** start of Records for the task **

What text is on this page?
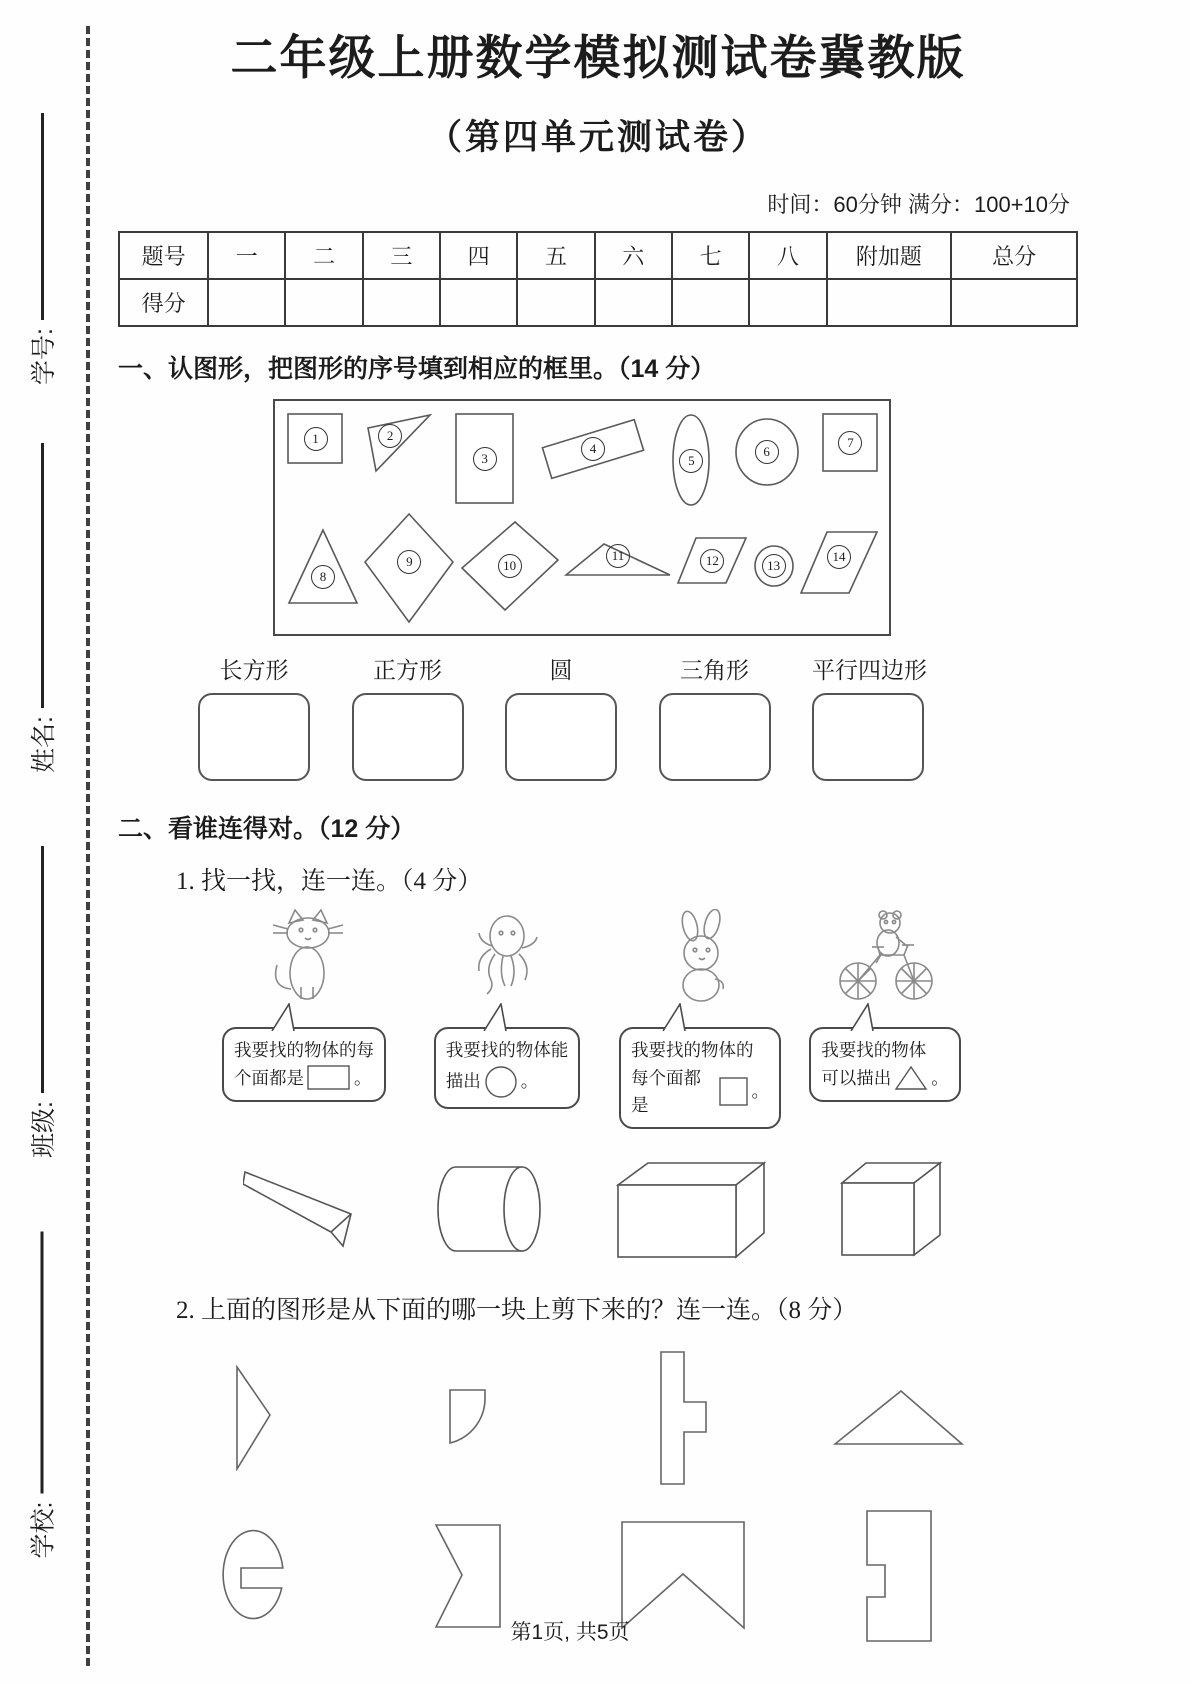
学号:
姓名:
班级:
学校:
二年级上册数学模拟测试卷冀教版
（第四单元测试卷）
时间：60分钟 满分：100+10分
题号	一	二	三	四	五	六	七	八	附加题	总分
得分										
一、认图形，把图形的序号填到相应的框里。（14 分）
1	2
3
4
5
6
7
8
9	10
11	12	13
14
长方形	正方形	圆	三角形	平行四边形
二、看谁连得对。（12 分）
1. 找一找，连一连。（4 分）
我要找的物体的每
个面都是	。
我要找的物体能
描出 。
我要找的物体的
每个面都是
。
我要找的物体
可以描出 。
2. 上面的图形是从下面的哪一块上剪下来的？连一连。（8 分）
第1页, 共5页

** end of Records for the task **

### [Problem details]
From start to finish, output the listing exactly, but omit its pictures.

### [Solution to this problem]
What text is on this page?
学号:
姓名:
班级:
学校:
二年级上册数学模拟测试卷冀教版
（第四单元测试卷）
时间：60分钟 满分：100+10分
题号	一	二	三	四	五	六	七	八	附加题	总分
得分										
一、认图形，把图形的序号填到相应的框里。（14 分）
1	2
3
4
5
6
7
8
9	10
11	12	13
14
长方形	正方形	圆	三角形	平行四边形
二、看谁连得对。（12 分）
1. 找一找，连一连。（4 分）
我要找的物体的每
个面都是	。
我要找的物体能
描出 。
我要找的物体的
每个面都是
。
我要找的物体
可以描出 。
2. 上面的图形是从下面的哪一块上剪下来的？连一连。（8 分）
第1页, 共5页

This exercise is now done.